• **Given exercise a**: In the CCR resolutions below, rewrite the paragraph that begins "AND BE IT FURTHER RESOLVED" as one shorter sentence that keeps its main facts.

• **Supplied passage**:
________________
Therefore be it resolved:

That the CCR urge the Minister of Citizenship and Immigration to:

  1. Abolish the five-year waiting period provided for under the UCRCC and land all Convention refugees using the identification documentation which they already have and/or accepting statutory declarations as proof of identification;
  2. Allocate resources to the granting of landed status within six months to those persons who have already completed the UCRCC waiting period;
  3. Notify all eligible members of the UCRCC of their eligibility so that they know that they may apply for landing;

AND BE IT FURTHER RESOLVED that the CCR write to the Québec Ministre des Relations avec les citoyens et de l'Immigration, requesting his support for our position on this issue.

Res.: 3 , Jun 1997
Whereas:
  1. The Canadian Red Cross has presented its programs at CCR meetings;
  2. The policy of not allowing blood collection from non-English or French speakers may resolve practical issues of informed consent, but has the effect of singling out and demeaning residents of Canada who do not speak either French or English;
Therefore be it resolved:

That the CCR:

  1. Write to the Canadian Red Cross and express the CCR's concerns;
  2. Demand that the Canadian Red Cross renounce the exclusion of non-French and English speakers from the blood donor program and take immediate steps to allow for participation of all residents of Canada in the program.
________________
• **Given exercise b**: Retype the rows below between the lines holding "print-receives-icon xyxy=(579,64,611,98)" and "request-row-request-sent[interactable]: Request Sent", inclusive.
________________
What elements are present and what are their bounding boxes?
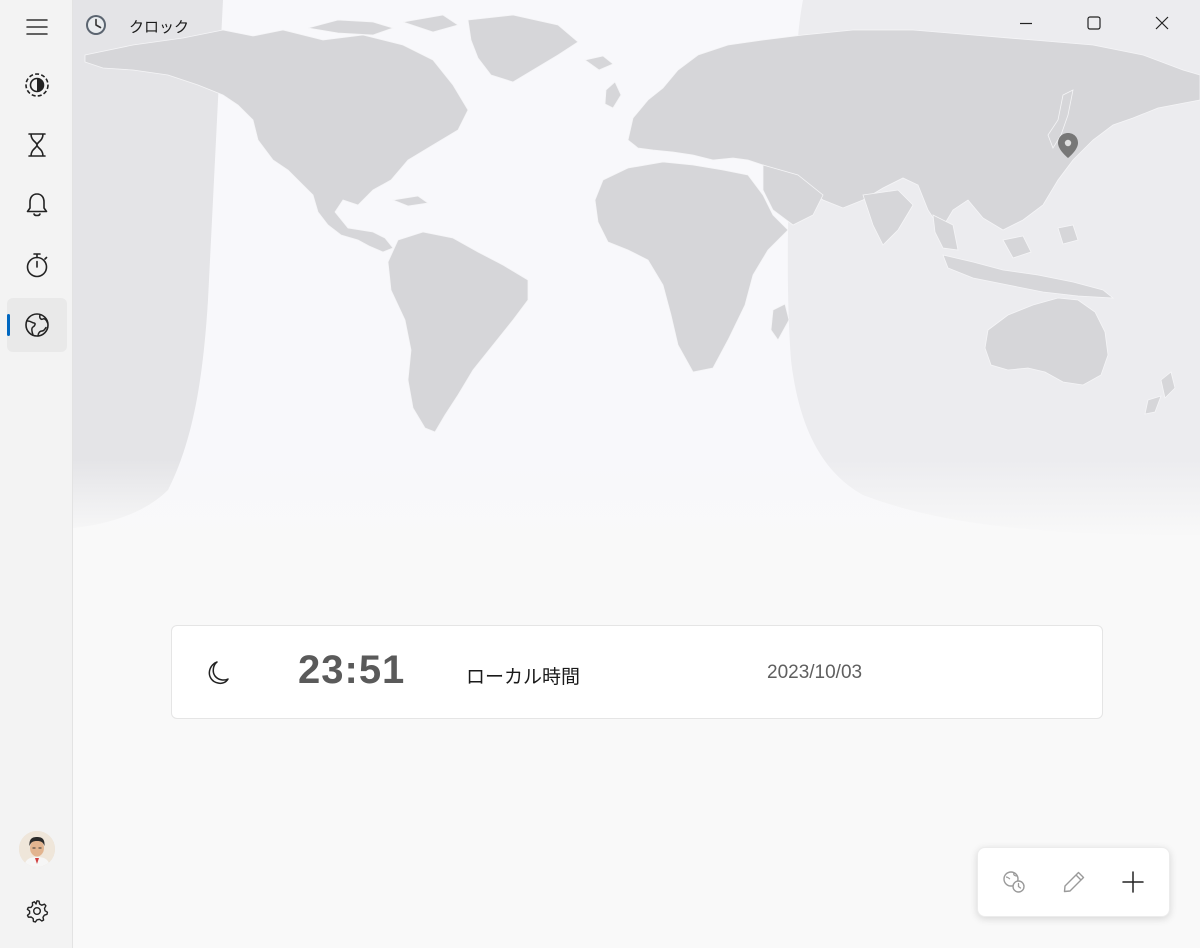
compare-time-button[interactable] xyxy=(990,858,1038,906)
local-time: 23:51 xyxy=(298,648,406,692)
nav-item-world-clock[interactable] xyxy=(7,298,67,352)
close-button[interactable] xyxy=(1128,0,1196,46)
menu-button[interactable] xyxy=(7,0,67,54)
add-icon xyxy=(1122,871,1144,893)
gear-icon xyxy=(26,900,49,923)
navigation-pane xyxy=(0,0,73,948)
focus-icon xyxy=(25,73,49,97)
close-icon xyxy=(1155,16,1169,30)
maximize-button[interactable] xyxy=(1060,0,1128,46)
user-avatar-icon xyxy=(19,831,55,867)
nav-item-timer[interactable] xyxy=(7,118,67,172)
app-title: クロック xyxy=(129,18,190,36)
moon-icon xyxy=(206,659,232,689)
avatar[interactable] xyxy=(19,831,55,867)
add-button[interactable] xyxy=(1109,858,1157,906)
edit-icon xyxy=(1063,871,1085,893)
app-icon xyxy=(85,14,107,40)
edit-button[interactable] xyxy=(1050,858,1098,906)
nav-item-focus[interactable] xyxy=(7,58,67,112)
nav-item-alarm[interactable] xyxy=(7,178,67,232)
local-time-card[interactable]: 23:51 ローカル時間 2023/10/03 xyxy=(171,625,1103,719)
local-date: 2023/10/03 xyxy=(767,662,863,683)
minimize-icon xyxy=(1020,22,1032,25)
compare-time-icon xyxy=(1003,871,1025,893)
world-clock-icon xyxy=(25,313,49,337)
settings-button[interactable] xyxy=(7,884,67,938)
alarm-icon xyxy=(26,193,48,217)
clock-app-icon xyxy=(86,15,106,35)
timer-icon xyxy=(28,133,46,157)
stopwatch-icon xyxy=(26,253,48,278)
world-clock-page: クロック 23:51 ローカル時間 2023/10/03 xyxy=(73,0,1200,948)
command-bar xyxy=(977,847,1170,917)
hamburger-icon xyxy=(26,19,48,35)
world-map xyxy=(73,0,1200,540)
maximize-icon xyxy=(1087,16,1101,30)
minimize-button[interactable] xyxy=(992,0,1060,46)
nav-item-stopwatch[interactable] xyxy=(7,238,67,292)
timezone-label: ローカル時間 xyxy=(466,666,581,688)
________________
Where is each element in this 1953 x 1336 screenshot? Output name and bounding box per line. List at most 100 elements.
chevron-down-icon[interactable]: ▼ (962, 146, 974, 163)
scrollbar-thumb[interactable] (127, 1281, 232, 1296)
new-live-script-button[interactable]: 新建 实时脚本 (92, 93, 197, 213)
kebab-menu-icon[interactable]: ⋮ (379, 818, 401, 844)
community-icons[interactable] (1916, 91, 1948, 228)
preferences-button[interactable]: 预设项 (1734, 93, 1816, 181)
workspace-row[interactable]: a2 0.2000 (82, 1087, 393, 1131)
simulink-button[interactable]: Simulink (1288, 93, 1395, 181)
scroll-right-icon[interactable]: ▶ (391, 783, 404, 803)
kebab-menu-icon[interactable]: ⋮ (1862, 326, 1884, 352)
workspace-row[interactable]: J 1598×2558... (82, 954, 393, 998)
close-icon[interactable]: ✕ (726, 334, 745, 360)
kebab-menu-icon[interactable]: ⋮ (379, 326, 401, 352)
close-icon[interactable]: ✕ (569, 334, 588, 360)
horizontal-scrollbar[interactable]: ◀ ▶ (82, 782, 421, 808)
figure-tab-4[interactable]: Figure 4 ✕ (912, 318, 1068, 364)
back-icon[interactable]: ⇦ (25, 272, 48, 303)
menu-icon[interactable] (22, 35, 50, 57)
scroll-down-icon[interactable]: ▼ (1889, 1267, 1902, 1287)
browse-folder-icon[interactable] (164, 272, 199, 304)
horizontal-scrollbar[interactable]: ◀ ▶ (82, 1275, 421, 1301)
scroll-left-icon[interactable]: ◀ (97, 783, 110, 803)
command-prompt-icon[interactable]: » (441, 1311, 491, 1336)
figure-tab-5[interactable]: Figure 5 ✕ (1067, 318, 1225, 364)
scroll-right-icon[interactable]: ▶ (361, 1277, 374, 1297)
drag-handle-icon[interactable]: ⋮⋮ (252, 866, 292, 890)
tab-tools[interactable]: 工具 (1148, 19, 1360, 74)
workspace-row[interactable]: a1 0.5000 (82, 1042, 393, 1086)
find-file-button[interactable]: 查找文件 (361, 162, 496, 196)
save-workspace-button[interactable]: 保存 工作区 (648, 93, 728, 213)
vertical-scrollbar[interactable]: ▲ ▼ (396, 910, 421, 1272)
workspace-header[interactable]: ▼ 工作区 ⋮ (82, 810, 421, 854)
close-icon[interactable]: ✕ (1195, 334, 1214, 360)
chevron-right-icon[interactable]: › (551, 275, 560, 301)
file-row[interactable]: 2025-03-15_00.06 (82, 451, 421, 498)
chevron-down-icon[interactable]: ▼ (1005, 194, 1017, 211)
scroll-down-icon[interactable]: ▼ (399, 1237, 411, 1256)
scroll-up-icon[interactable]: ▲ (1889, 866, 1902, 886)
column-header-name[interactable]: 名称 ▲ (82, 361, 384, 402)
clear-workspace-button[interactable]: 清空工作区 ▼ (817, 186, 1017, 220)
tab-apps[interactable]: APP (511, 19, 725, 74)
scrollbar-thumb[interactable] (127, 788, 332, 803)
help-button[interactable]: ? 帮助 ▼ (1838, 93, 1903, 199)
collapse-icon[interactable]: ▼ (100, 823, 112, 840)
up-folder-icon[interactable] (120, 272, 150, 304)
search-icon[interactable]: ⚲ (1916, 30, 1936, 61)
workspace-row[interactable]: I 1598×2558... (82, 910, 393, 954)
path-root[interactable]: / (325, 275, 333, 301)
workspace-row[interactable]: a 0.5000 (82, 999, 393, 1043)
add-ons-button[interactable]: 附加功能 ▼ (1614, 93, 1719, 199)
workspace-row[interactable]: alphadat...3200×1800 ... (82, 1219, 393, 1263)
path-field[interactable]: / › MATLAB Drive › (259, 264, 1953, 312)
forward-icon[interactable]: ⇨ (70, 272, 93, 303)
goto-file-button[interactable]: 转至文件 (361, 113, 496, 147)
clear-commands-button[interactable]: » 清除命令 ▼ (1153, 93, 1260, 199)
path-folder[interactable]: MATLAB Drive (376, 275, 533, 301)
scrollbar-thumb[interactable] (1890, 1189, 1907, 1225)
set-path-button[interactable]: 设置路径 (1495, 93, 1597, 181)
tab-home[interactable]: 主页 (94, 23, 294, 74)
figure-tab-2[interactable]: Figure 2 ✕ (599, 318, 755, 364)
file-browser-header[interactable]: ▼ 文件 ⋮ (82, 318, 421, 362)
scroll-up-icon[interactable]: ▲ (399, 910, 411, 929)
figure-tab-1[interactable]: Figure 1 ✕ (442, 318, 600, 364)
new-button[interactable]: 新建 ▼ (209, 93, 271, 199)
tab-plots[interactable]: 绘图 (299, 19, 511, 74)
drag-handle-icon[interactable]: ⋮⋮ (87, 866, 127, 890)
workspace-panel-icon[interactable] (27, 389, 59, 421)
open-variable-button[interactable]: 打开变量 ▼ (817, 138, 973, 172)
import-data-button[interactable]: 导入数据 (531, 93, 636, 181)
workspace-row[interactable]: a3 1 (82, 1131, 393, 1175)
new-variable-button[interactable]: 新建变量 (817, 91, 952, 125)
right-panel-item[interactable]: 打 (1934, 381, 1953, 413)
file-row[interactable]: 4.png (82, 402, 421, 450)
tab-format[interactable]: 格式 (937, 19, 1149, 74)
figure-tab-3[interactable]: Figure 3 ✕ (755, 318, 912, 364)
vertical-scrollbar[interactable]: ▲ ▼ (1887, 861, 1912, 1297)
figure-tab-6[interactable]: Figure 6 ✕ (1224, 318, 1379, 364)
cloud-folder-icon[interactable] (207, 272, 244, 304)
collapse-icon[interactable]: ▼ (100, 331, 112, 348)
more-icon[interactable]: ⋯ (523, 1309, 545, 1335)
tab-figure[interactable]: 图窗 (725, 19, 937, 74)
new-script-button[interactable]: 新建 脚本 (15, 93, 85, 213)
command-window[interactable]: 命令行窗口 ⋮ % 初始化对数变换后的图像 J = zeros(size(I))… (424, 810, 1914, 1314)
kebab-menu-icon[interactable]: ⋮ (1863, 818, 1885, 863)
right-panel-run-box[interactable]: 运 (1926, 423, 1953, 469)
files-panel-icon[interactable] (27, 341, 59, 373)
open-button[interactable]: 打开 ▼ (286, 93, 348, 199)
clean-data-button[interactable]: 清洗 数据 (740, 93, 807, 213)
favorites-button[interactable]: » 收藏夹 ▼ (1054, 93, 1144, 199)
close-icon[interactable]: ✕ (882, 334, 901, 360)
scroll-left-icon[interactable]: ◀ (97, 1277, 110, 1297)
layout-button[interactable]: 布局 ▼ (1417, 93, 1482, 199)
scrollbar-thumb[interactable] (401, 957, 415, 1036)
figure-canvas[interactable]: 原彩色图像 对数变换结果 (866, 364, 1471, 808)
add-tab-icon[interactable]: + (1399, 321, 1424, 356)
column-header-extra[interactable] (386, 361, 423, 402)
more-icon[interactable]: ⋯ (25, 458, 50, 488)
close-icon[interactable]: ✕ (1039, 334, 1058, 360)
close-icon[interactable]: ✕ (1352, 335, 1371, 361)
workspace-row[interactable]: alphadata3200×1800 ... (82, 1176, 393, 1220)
________________
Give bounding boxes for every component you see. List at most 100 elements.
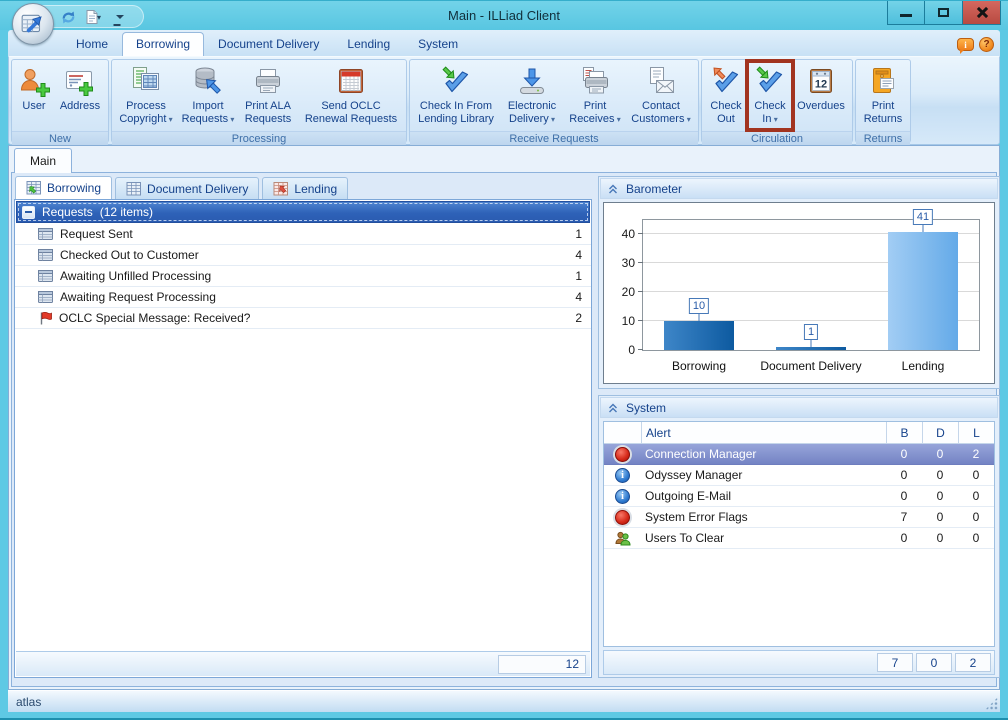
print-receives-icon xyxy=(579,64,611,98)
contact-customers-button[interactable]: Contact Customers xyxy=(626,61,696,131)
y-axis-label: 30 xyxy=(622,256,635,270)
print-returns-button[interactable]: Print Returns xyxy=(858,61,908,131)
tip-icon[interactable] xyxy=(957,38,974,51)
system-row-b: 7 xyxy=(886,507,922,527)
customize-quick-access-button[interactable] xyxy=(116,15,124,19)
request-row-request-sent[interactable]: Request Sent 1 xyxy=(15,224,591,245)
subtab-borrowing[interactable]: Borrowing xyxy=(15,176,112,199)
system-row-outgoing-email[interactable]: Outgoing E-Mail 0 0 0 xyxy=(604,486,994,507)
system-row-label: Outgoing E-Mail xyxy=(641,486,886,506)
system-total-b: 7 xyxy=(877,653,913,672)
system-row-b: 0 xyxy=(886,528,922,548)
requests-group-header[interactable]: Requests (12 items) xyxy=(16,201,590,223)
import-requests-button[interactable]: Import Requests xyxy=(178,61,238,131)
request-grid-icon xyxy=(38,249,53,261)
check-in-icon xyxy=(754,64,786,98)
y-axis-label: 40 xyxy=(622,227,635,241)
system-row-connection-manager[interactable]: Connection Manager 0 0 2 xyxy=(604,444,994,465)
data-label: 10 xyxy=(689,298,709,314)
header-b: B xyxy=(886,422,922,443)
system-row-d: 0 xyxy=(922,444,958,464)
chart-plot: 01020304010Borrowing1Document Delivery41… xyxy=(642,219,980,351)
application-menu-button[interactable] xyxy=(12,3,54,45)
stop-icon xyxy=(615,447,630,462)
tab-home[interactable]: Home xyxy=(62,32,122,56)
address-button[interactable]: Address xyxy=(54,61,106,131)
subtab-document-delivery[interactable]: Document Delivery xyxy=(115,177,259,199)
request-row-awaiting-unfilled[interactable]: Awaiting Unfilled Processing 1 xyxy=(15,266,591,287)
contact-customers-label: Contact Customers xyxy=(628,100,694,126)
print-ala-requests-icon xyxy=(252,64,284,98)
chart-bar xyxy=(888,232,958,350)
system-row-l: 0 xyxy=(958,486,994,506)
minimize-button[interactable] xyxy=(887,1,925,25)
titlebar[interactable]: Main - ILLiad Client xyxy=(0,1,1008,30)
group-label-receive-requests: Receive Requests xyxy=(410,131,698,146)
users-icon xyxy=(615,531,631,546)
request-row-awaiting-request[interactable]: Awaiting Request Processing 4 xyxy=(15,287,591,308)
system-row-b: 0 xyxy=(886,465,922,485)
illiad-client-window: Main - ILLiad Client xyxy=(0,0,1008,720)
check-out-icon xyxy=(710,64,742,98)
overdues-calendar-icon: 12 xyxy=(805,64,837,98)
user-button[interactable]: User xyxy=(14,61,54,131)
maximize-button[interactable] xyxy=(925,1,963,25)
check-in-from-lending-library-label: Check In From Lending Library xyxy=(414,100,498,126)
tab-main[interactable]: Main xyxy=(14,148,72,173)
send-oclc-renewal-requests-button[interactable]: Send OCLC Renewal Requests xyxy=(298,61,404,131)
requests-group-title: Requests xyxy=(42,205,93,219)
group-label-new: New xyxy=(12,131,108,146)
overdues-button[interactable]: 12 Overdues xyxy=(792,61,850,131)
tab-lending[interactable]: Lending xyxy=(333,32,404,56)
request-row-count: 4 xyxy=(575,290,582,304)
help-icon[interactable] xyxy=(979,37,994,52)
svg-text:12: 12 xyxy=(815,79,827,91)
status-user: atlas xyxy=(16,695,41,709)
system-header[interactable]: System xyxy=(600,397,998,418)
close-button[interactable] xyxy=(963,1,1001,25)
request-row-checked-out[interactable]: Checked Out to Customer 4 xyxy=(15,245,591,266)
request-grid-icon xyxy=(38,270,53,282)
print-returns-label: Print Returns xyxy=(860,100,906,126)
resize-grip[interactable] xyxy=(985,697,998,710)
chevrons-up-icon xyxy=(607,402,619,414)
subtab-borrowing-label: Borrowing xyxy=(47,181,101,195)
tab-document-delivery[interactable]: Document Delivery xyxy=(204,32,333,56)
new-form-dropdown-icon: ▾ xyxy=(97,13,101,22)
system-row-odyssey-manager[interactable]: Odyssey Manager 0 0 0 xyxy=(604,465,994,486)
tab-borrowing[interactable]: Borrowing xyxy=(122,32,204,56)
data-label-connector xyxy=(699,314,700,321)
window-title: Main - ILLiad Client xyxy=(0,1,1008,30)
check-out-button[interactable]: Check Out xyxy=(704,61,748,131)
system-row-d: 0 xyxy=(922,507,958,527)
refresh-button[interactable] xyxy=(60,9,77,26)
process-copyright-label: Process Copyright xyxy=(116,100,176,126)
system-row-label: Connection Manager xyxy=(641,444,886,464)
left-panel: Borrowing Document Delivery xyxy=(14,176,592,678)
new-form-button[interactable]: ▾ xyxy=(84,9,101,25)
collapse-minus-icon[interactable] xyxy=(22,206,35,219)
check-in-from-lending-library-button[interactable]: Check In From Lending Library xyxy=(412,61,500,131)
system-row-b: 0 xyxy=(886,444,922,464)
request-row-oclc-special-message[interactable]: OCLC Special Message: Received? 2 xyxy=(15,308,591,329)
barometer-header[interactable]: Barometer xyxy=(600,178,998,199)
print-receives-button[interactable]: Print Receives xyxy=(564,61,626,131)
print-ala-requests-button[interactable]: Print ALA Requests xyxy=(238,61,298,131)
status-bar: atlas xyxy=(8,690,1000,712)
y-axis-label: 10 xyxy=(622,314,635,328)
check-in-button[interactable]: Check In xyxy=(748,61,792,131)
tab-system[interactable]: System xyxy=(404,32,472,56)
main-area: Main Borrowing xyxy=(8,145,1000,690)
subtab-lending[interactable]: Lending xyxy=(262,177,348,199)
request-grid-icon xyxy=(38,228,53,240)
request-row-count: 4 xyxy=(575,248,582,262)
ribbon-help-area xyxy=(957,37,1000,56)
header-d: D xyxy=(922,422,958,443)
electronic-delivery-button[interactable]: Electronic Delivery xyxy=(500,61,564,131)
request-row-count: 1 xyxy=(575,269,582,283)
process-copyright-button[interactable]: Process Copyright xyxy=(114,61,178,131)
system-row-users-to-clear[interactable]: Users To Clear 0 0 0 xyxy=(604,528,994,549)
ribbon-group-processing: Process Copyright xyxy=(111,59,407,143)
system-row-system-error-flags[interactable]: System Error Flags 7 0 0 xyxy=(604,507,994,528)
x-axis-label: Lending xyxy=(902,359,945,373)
________________
• **Full response a**: The CCR will also write to Québec's Ministre des Relations avec les citoyens et de l'Immigration to ask for his support for its position on this issue.

• **Full response b**:
print-receives-icon xyxy=(579,64,611,98)
contact-customers-button[interactable]: Contact Customers xyxy=(626,61,696,131)
y-axis-label: 30 xyxy=(622,256,635,270)
print-returns-button[interactable]: Print Returns xyxy=(858,61,908,131)
tip-icon[interactable] xyxy=(957,38,974,51)
system-row-b: 7 xyxy=(886,507,922,527)
customize-quick-access-button[interactable] xyxy=(116,15,124,19)
request-row-request-sent[interactable]: Request Sent 1 xyxy=(15,224,591,245)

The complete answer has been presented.